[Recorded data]
○ ○ ○ ○ ○

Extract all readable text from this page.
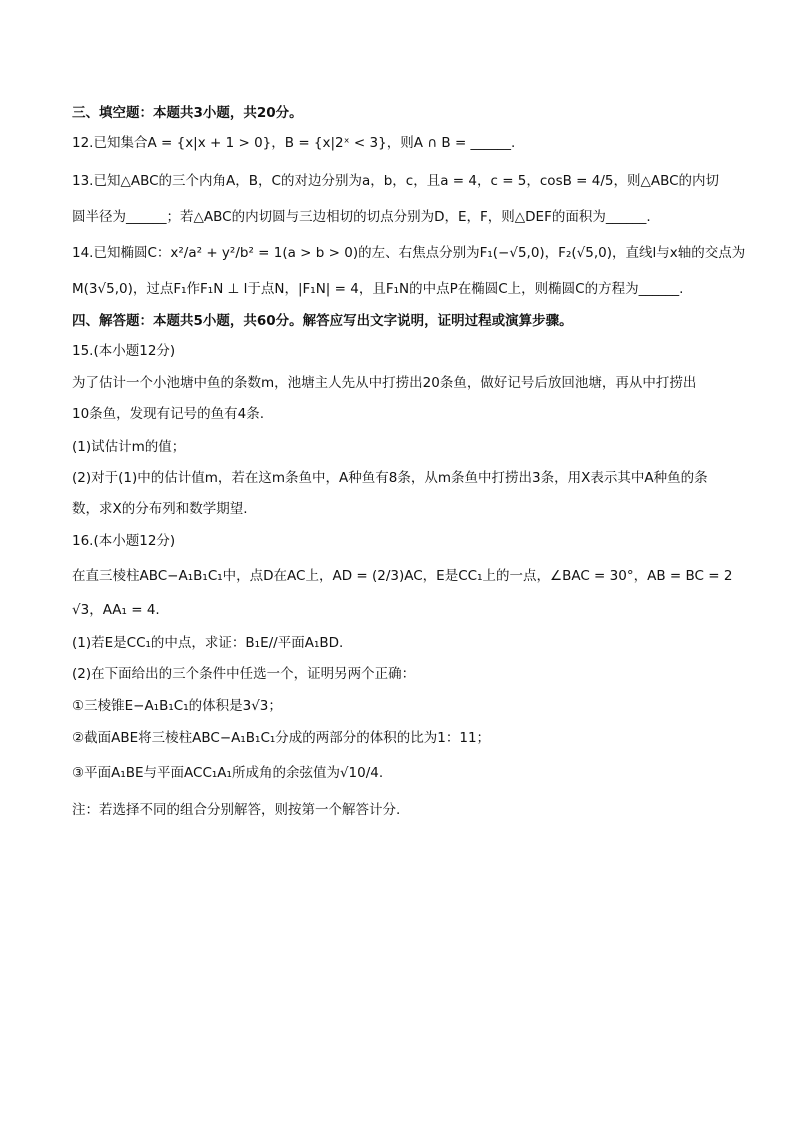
三、填空题：本题共3小题，共20分。
12.已知集合A = {x|x + 1 > 0}，B = {x|2ˣ < 3}，则A ∩ B = ______.
13.已知△ABC的三个内角A，B，C的对边分别为a，b，c，且a = 4，c = 5，cosB = 4/5，则△ABC的内切
圆半径为______；若△ABC的内切圆与三边相切的切点分别为D，E，F，则△DEF的面积为______.
14.已知椭圆C：x²/a² + y²/b² = 1(a > b > 0)的左、右焦点分别为F₁(−√5,0)，F₂(√5,0)，直线l与x轴的交点为
M(3√5,0)，过点F₁作F₁N ⊥ l于点N，|F₁N| = 4，且F₁N的中点P在椭圆C上，则椭圆C的方程为______.
四、解答题：本题共5小题，共60分。解答应写出文字说明，证明过程或演算步骤。
15.(本小题12分)
为了估计一个小池塘中鱼的条数m，池塘主人先从中打捞出20条鱼，做好记号后放回池塘，再从中打捞出
10条鱼，发现有记号的鱼有4条.
(1)试估计m的值；
(2)对于(1)中的估计值m，若在这m条鱼中，A种鱼有8条，从m条鱼中打捞出3条，用X表示其中A种鱼的条
数，求X的分布列和数学期望.
16.(本小题12分)
在直三棱柱ABC−A₁B₁C₁中，点D在AC上，AD = (2/3)AC，E是CC₁上的一点，∠BAC = 30°，AB = BC = 2
√3，AA₁ = 4.
(1)若E是CC₁的中点，求证：B₁E//平面A₁BD.
(2)在下面给出的三个条件中任选一个，证明另两个正确：
①三棱锥E−A₁B₁C₁的体积是3√3；
②截面ABE将三棱柱ABC−A₁B₁C₁分成的两部分的体积的比为1：11；
③平面A₁BE与平面ACC₁A₁所成角的余弦值为√10/4.
注：若选择不同的组合分别解答，则按第一个解答计分.
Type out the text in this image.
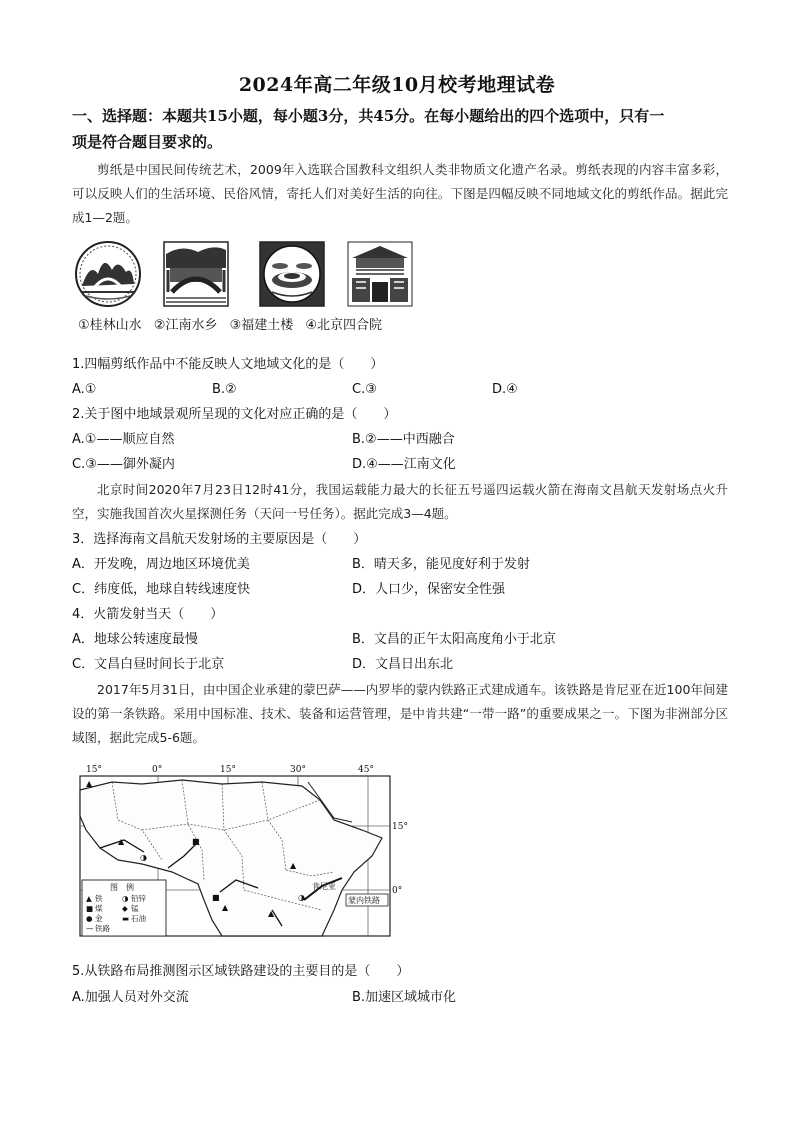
2024年高二年级10月校考地理试卷
一、选择题：本题共15小题，每小题3分，共45分。在每小题给出的四个选项中，只有一
项是符合题目要求的。
剪纸是中国民间传统艺术，2009年入选联合国教科文组织人类非物质文化遗产名录。剪纸表现的内容丰富多彩，可以反映人们的生活环境、民俗风情，寄托人们对美好生活的向往。下图是四幅反映不同地域文化的剪纸作品。据此完成1—2题。
①桂林山水 ②江南水乡 ③福建土楼 ④北京四合院
1.四幅剪纸作品中不能反映人文地域文化的是（　　）
A.①	B.②	C.③	D.④
2.关于图中地域景观所呈现的文化对应正确的是（　　）
A.①——顺应自然	B.②——中西融合
C.③——御外凝内	D.④——江南文化
北京时间2020年7月23日12时41分，我国运载能力最大的长征五号遥四运载火箭在海南文昌航天发射场点火升空，实施我国首次火星探测任务（天问一号任务）。据此完成3—4题。
3．选择海南文昌航天发射场的主要原因是（　　）
A．开发晚，周边地区环境优美	B．晴天多，能见度好利于发射
C．纬度低，地球自转线速度快	D．人口少，保密安全性强
4．火箭发射当天（　　）
A．地球公转速度最慢	B．文昌的正午太阳高度角小于北京
C．文昌白昼时间长于北京	D．文昌日出东北
2017年5月31日，由中国企业承建的蒙巴萨——内罗毕的蒙内铁路正式建成通车。该铁路是肯尼亚在近100年间建设的第一条铁路。采用中国标准、技术、装备和运营管理，是中肯共建“一带一路”的重要成果之一。下图为非洲部分区域图，据此完成5-6题。
▲
▲
◑
■
▲
■
▲
◑
▲
15°	0°	15°	30°	45°
15°
0°
肯尼亚
蒙内铁路
图　例
▲ 铁	◑ 铅锌
■ 煤	◆ 锰
● 金	▬ 石油
— 铁路
5.从铁路布局推测图示区域铁路建设的主要目的是（　　）
A.加强人员对外交流	B.加速区域城市化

○ ○ ○ ○ ○

» **Task details**: Using the listing above, show each line holding the string "this".

» **Worked solution**:
Extract all readable text from this page.
Type out the text in this image.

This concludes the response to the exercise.